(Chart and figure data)
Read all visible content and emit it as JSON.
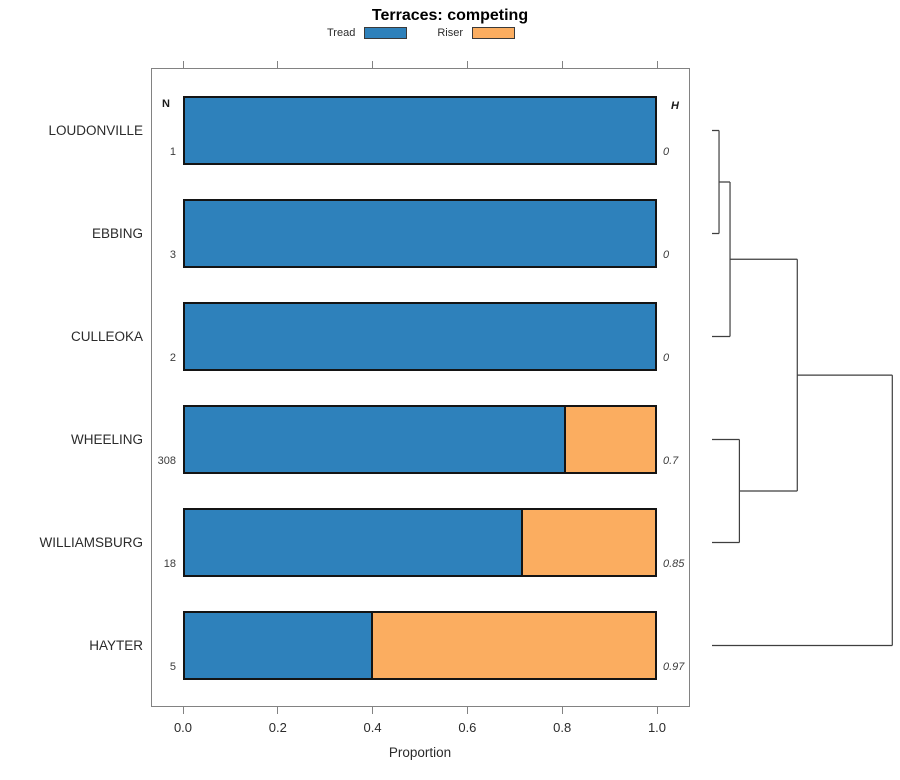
{
  "title": "Terraces: competing",
  "axis": {
    "xlabel": "Proportion",
    "tick_labels": [
      "0.0",
      "0.2",
      "0.4",
      "0.6",
      "0.8",
      "1.0"
    ]
  },
  "table": {
    "n_header": "N",
    "h_header": "H"
  },
  "chart_data": {
    "type": "bar",
    "orientation": "horizontal",
    "stacked": true,
    "title": "Terraces: competing",
    "xlabel": "Proportion",
    "xlim": [
      0,
      1
    ],
    "x_ticks": [
      0.0,
      0.2,
      0.4,
      0.6,
      0.8,
      1.0
    ],
    "grid": false,
    "legend_position": "top",
    "categories": [
      "LOUDONVILLE",
      "EBBING",
      "CULLEOKA",
      "WHEELING",
      "WILLIAMSBURG",
      "HAYTER"
    ],
    "sample_sizes_N": [
      "1",
      "3",
      "2",
      "308",
      "18",
      "5"
    ],
    "heterogeneity_H": [
      "0",
      "0",
      "0",
      "0.7",
      "0.85",
      "0.97"
    ],
    "series": [
      {
        "name": "Tread",
        "color": "#2e81bb",
        "values": [
          1.0,
          1.0,
          1.0,
          0.81,
          0.72,
          0.4
        ]
      },
      {
        "name": "Riser",
        "color": "#fbad60",
        "values": [
          0.0,
          0.0,
          0.0,
          0.19,
          0.28,
          0.6
        ]
      }
    ],
    "bar_border_color": "#141414",
    "dendrogram": {
      "side": "right",
      "leaves": [
        "LOUDONVILLE",
        "EBBING",
        "CULLEOKA",
        "WHEELING",
        "WILLIAMSBURG",
        "HAYTER"
      ],
      "merges": [
        {
          "id": "m1",
          "children": [
            "L0",
            "L1"
          ],
          "height": 0.039
        },
        {
          "id": "m2",
          "children": [
            "m1",
            "L2"
          ],
          "height": 0.1
        },
        {
          "id": "m3",
          "children": [
            "L3",
            "L4"
          ],
          "height": 0.152
        },
        {
          "id": "m4",
          "children": [
            "m2",
            "m3"
          ],
          "height": 0.473
        },
        {
          "id": "m5",
          "children": [
            "m4",
            "L5"
          ],
          "height": 1.0
        }
      ]
    }
  }
}
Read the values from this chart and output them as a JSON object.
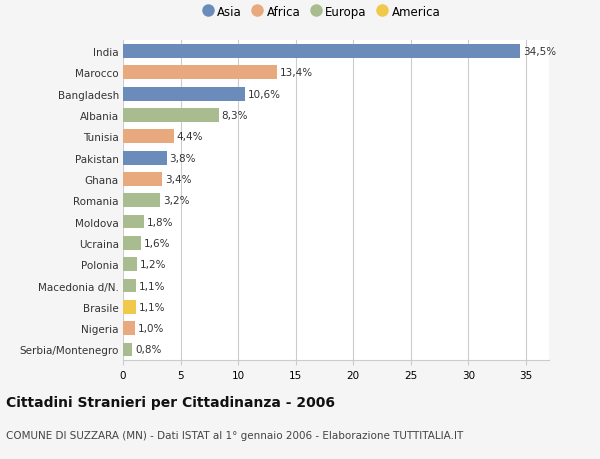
{
  "countries": [
    "India",
    "Marocco",
    "Bangladesh",
    "Albania",
    "Tunisia",
    "Pakistan",
    "Ghana",
    "Romania",
    "Moldova",
    "Ucraina",
    "Polonia",
    "Macedonia d/N.",
    "Brasile",
    "Nigeria",
    "Serbia/Montenegro"
  ],
  "values": [
    34.5,
    13.4,
    10.6,
    8.3,
    4.4,
    3.8,
    3.4,
    3.2,
    1.8,
    1.6,
    1.2,
    1.1,
    1.1,
    1.0,
    0.8
  ],
  "labels": [
    "34,5%",
    "13,4%",
    "10,6%",
    "8,3%",
    "4,4%",
    "3,8%",
    "3,4%",
    "3,2%",
    "1,8%",
    "1,6%",
    "1,2%",
    "1,1%",
    "1,1%",
    "1,0%",
    "0,8%"
  ],
  "continents": [
    "Asia",
    "Africa",
    "Asia",
    "Europa",
    "Africa",
    "Asia",
    "Africa",
    "Europa",
    "Europa",
    "Europa",
    "Europa",
    "Europa",
    "America",
    "Africa",
    "Europa"
  ],
  "continent_colors": {
    "Asia": "#6b8cba",
    "Africa": "#e8a97e",
    "Europa": "#a8bc8f",
    "America": "#f0c84a"
  },
  "legend_order": [
    "Asia",
    "Africa",
    "Europa",
    "America"
  ],
  "title": "Cittadini Stranieri per Cittadinanza - 2006",
  "subtitle": "COMUNE DI SUZZARA (MN) - Dati ISTAT al 1° gennaio 2006 - Elaborazione TUTTITALIA.IT",
  "xlim": [
    0,
    37
  ],
  "xticks": [
    0,
    5,
    10,
    15,
    20,
    25,
    30,
    35
  ],
  "background_color": "#f5f5f5",
  "bar_background": "#ffffff",
  "grid_color": "#cccccc",
  "title_fontsize": 10,
  "subtitle_fontsize": 7.5,
  "label_fontsize": 7.5,
  "tick_fontsize": 7.5,
  "bar_height": 0.65
}
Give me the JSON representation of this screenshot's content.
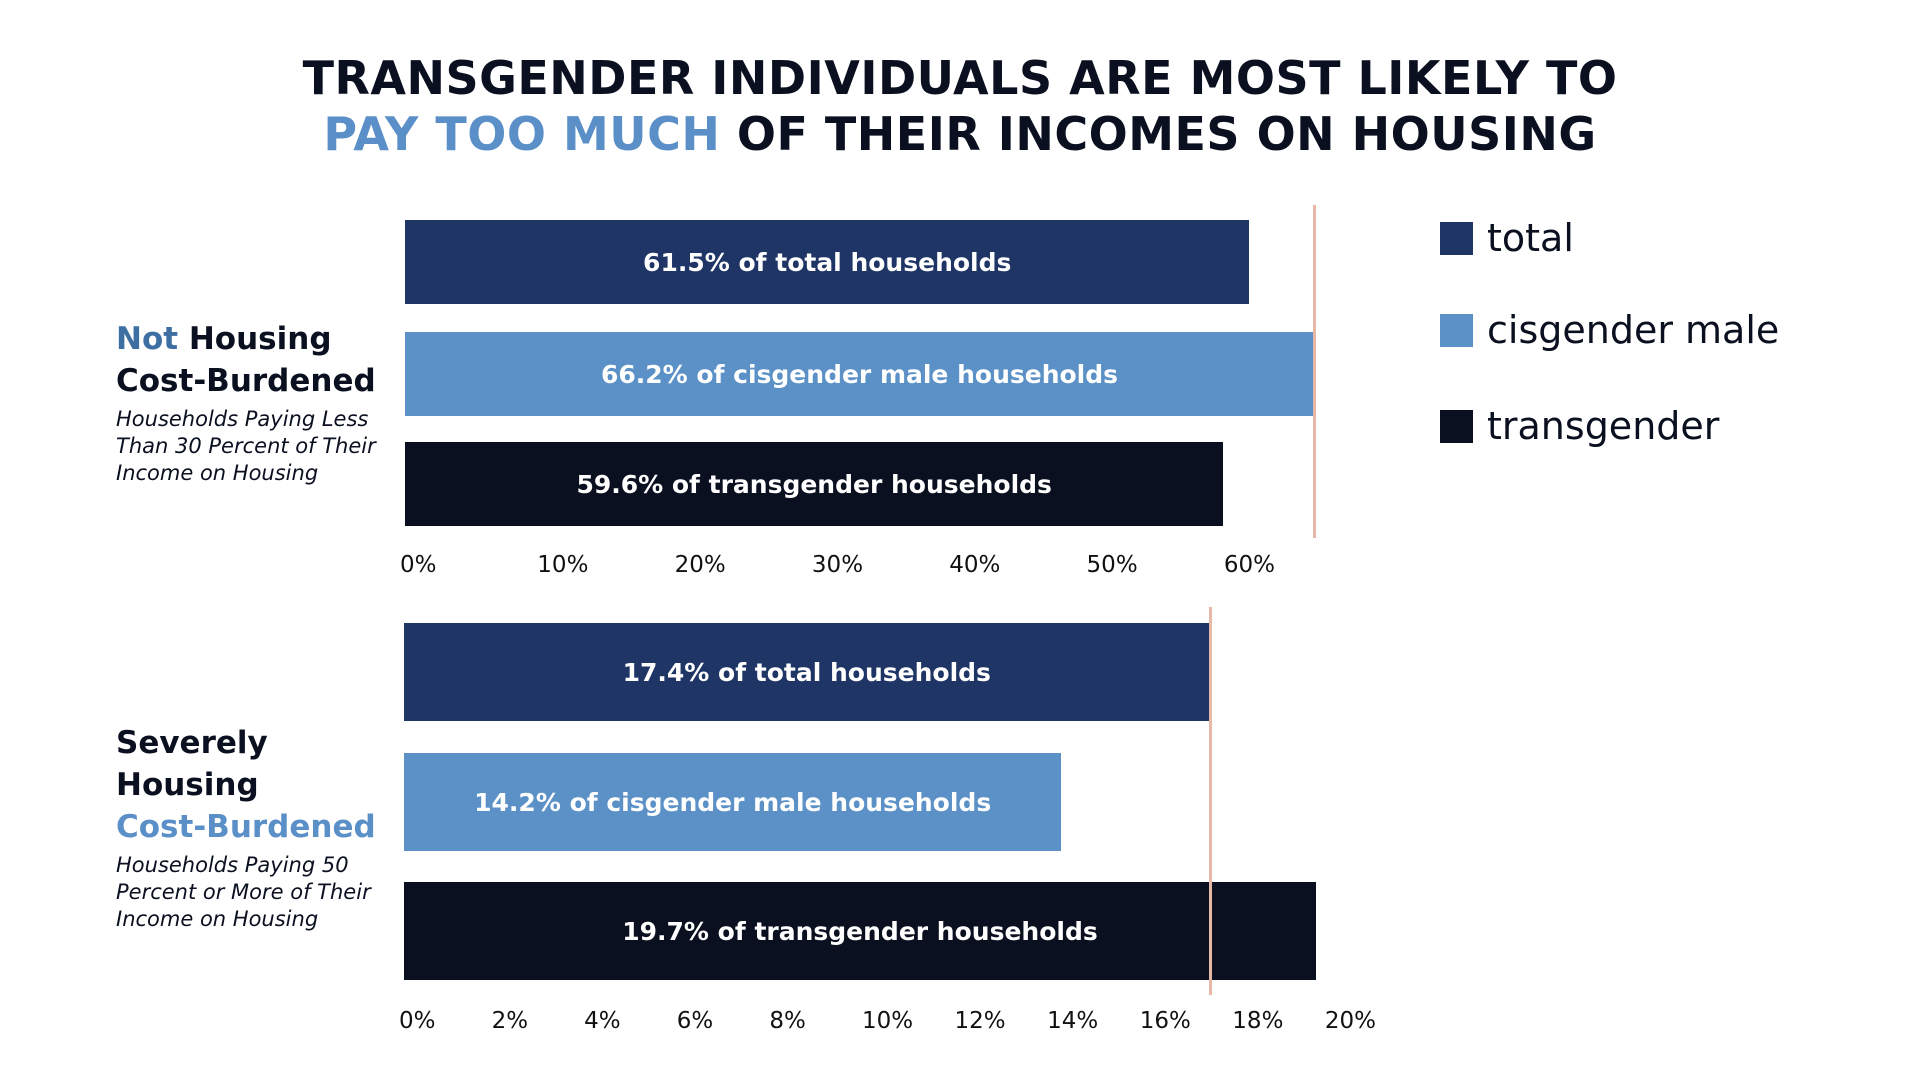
{
  "title": {
    "line1": "TRANSGENDER INDIVIDUALS ARE MOST LIKELY TO",
    "line2_highlight": "PAY TOO MUCH",
    "line2_rest": " OF THEIR INCOMES ON HOUSING"
  },
  "colors": {
    "total": "#1e3566",
    "cisgender_male": "#5b91c6",
    "transgender": "#0b1020",
    "highlight_blue": "#5a8fc8",
    "reference_line": "#e8b8a6"
  },
  "legend": [
    {
      "label": "total",
      "color": "#1e3566"
    },
    {
      "label": "cisgender male",
      "color": "#5b91c6"
    },
    {
      "label": "transgender",
      "color": "#0b1020"
    }
  ],
  "panels": [
    {
      "head_a": "Not",
      "head_b": " Housing",
      "head_c": "Cost-Burdened",
      "subtitle": "Households Paying Less Than 30 Percent of Their Income on Housing"
    },
    {
      "head_a": "Severely",
      "head_b": "Housing",
      "head_c": "Cost-Burdened",
      "subtitle": "Households Paying 50 Percent or More of Their Income on Housing"
    }
  ],
  "chart_data": [
    {
      "type": "bar",
      "orientation": "horizontal",
      "categories": [
        "total",
        "cisgender male",
        "transgender"
      ],
      "values": [
        61.5,
        66.2,
        59.6
      ],
      "labels": [
        "61.5% of total households",
        "66.2% of cisgender male households",
        "59.6% of transgender households"
      ],
      "xlim": [
        0,
        66.2
      ],
      "ticks": [
        "0%",
        "10%",
        "20%",
        "30%",
        "40%",
        "50%",
        "60%"
      ],
      "tick_values": [
        0,
        10,
        20,
        30,
        40,
        50,
        60
      ],
      "reference_line": 66.2
    },
    {
      "type": "bar",
      "orientation": "horizontal",
      "categories": [
        "total",
        "cisgender male",
        "transgender"
      ],
      "values": [
        17.4,
        14.2,
        19.7
      ],
      "labels": [
        "17.4% of total households",
        "14.2% of cisgender male households",
        "19.7% of transgender households"
      ],
      "xlim": [
        0,
        19.7
      ],
      "ticks": [
        "0%",
        "2%",
        "4%",
        "6%",
        "8%",
        "10%",
        "12%",
        "14%",
        "16%",
        "18%",
        "20%"
      ],
      "tick_values": [
        0,
        2,
        4,
        6,
        8,
        10,
        12,
        14,
        16,
        18,
        20
      ],
      "reference_line": 17.4
    }
  ]
}
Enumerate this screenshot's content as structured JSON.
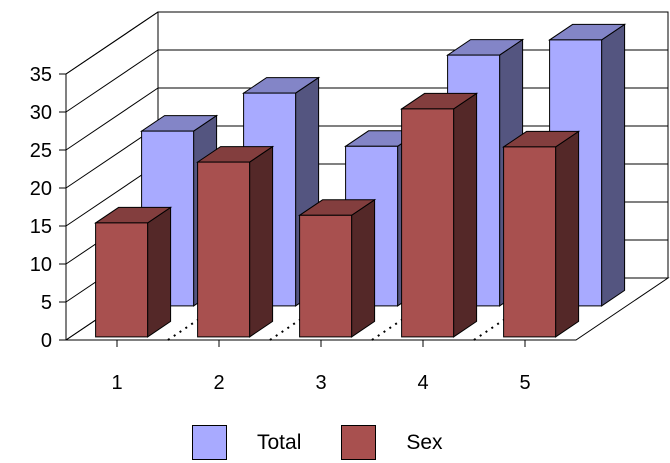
{
  "chart_data": {
    "type": "bar",
    "categories": [
      "1",
      "2",
      "3",
      "4",
      "5"
    ],
    "series": [
      {
        "name": "Total",
        "values": [
          23,
          28,
          21,
          33,
          35
        ],
        "color": "#a8aaff"
      },
      {
        "name": "Sex",
        "values": [
          15,
          23,
          16,
          30,
          25
        ],
        "color": "#a8504f"
      }
    ],
    "y_ticks": [
      "0",
      "5",
      "10",
      "15",
      "20",
      "25",
      "30",
      "35"
    ],
    "ylim": [
      0,
      35
    ],
    "grid": true,
    "legend_position": "bottom",
    "style": "3d"
  }
}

EXERCISE: Print the complete listing exactly, apart from any pictures.

RESULT BELOW:
Read all visible content and emit it as JSON.
{
  "title": "Terraces: competing",
  "axis": {
    "xlabel": "Proportion",
    "tick_labels": [
      "0.0",
      "0.2",
      "0.4",
      "0.6",
      "0.8",
      "1.0"
    ]
  },
  "table": {
    "n_header": "N",
    "h_header": "H"
  },
  "chart_data": {
    "type": "bar",
    "orientation": "horizontal",
    "stacked": true,
    "title": "Terraces: competing",
    "xlabel": "Proportion",
    "xlim": [
      0,
      1
    ],
    "x_ticks": [
      0.0,
      0.2,
      0.4,
      0.6,
      0.8,
      1.0
    ],
    "grid": false,
    "legend_position": "top",
    "categories": [
      "LOUDONVILLE",
      "EBBING",
      "CULLEOKA",
      "WHEELING",
      "WILLIAMSBURG",
      "HAYTER"
    ],
    "sample_sizes_N": [
      "1",
      "3",
      "2",
      "308",
      "18",
      "5"
    ],
    "heterogeneity_H": [
      "0",
      "0",
      "0",
      "0.7",
      "0.85",
      "0.97"
    ],
    "series": [
      {
        "name": "Tread",
        "color": "#2e81bb",
        "values": [
          1.0,
          1.0,
          1.0,
          0.81,
          0.72,
          0.4
        ]
      },
      {
        "name": "Riser",
        "color": "#fbad60",
        "values": [
          0.0,
          0.0,
          0.0,
          0.19,
          0.28,
          0.6
        ]
      }
    ],
    "bar_border_color": "#141414",
    "dendrogram": {
      "side": "right",
      "leaves": [
        "LOUDONVILLE",
        "EBBING",
        "CULLEOKA",
        "WHEELING",
        "WILLIAMSBURG",
        "HAYTER"
      ],
      "merges": [
        {
          "id": "m1",
          "children": [
            "L0",
            "L1"
          ],
          "height": 0.039
        },
        {
          "id": "m2",
          "children": [
            "m1",
            "L2"
          ],
          "height": 0.1
        },
        {
          "id": "m3",
          "children": [
            "L3",
            "L4"
          ],
          "height": 0.152
        },
        {
          "id": "m4",
          "children": [
            "m2",
            "m3"
          ],
          "height": 0.473
        },
        {
          "id": "m5",
          "children": [
            "m4",
            "L5"
          ],
          "height": 1.0
        }
      ]
    }
  }
}
Read the values from this chart and output them as a JSON object.
{
  "countries": [
    "India",
    "Marocco",
    "Bangladesh",
    "Albania",
    "Tunisia",
    "Pakistan",
    "Ghana",
    "Romania",
    "Moldova",
    "Ucraina",
    "Polonia",
    "Macedonia d/N.",
    "Brasile",
    "Nigeria",
    "Serbia/Montenegro"
  ],
  "values": [
    34.5,
    13.4,
    10.6,
    8.3,
    4.4,
    3.8,
    3.4,
    3.2,
    1.8,
    1.6,
    1.2,
    1.1,
    1.1,
    1.0,
    0.8
  ],
  "labels": [
    "34,5%",
    "13,4%",
    "10,6%",
    "8,3%",
    "4,4%",
    "3,8%",
    "3,4%",
    "3,2%",
    "1,8%",
    "1,6%",
    "1,2%",
    "1,1%",
    "1,1%",
    "1,0%",
    "0,8%"
  ],
  "continents": [
    "Asia",
    "Africa",
    "Asia",
    "Europa",
    "Africa",
    "Asia",
    "Africa",
    "Europa",
    "Europa",
    "Europa",
    "Europa",
    "Europa",
    "America",
    "Africa",
    "Europa"
  ],
  "continent_colors": {
    "Asia": "#6b8cba",
    "Africa": "#e8a97e",
    "Europa": "#a8bc8f",
    "America": "#f0c84a"
  },
  "legend_order": [
    "Asia",
    "Africa",
    "Europa",
    "America"
  ],
  "title": "Cittadini Stranieri per Cittadinanza - 2006",
  "subtitle": "COMUNE DI SUZZARA (MN) - Dati ISTAT al 1° gennaio 2006 - Elaborazione TUTTITALIA.IT",
  "xlim": [
    0,
    37
  ],
  "xticks": [
    0,
    5,
    10,
    15,
    20,
    25,
    30,
    35
  ],
  "background_color": "#f5f5f5",
  "bar_background": "#ffffff",
  "grid_color": "#cccccc",
  "title_fontsize": 10,
  "subtitle_fontsize": 7.5,
  "label_fontsize": 7.5,
  "tick_fontsize": 7.5,
  "bar_height": 0.65
}
Give me the JSON representation of this screenshot's content.
{
  "title": {
    "line1": "TRANSGENDER INDIVIDUALS ARE MOST LIKELY TO",
    "line2_highlight": "PAY TOO MUCH",
    "line2_rest": " OF THEIR INCOMES ON HOUSING"
  },
  "colors": {
    "total": "#1e3566",
    "cisgender_male": "#5b91c6",
    "transgender": "#0b1020",
    "highlight_blue": "#5a8fc8",
    "reference_line": "#e8b8a6"
  },
  "legend": [
    {
      "label": "total",
      "color": "#1e3566"
    },
    {
      "label": "cisgender male",
      "color": "#5b91c6"
    },
    {
      "label": "transgender",
      "color": "#0b1020"
    }
  ],
  "panels": [
    {
      "head_a": "Not",
      "head_b": " Housing",
      "head_c": "Cost-Burdened",
      "subtitle": "Households Paying Less Than 30 Percent of Their Income on Housing"
    },
    {
      "head_a": "Severely",
      "head_b": "Housing",
      "head_c": "Cost-Burdened",
      "subtitle": "Households Paying 50 Percent or More of Their Income on Housing"
    }
  ],
  "chart_data": [
    {
      "type": "bar",
      "orientation": "horizontal",
      "categories": [
        "total",
        "cisgender male",
        "transgender"
      ],
      "values": [
        61.5,
        66.2,
        59.6
      ],
      "labels": [
        "61.5% of total households",
        "66.2% of cisgender male households",
        "59.6% of transgender households"
      ],
      "xlim": [
        0,
        66.2
      ],
      "ticks": [
        "0%",
        "10%",
        "20%",
        "30%",
        "40%",
        "50%",
        "60%"
      ],
      "tick_values": [
        0,
        10,
        20,
        30,
        40,
        50,
        60
      ],
      "reference_line": 66.2
    },
    {
      "type": "bar",
      "orientation": "horizontal",
      "categories": [
        "total",
        "cisgender male",
        "transgender"
      ],
      "values": [
        17.4,
        14.2,
        19.7
      ],
      "labels": [
        "17.4% of total households",
        "14.2% of cisgender male households",
        "19.7% of transgender households"
      ],
      "xlim": [
        0,
        19.7
      ],
      "ticks": [
        "0%",
        "2%",
        "4%",
        "6%",
        "8%",
        "10%",
        "12%",
        "14%",
        "16%",
        "18%",
        "20%"
      ],
      "tick_values": [
        0,
        2,
        4,
        6,
        8,
        10,
        12,
        14,
        16,
        18,
        20
      ],
      "reference_line": 17.4
    }
  ]
}
Enumerate this screenshot's content as structured JSON.
{
  "chart_data": {
    "type": "bar",
    "categories": [
      "1",
      "2",
      "3",
      "4",
      "5"
    ],
    "series": [
      {
        "name": "Total",
        "values": [
          23,
          28,
          21,
          33,
          35
        ],
        "color": "#a8aaff"
      },
      {
        "name": "Sex",
        "values": [
          15,
          23,
          16,
          30,
          25
        ],
        "color": "#a8504f"
      }
    ],
    "y_ticks": [
      "0",
      "5",
      "10",
      "15",
      "20",
      "25",
      "30",
      "35"
    ],
    "ylim": [
      0,
      35
    ],
    "grid": true,
    "legend_position": "bottom",
    "style": "3d"
  }
}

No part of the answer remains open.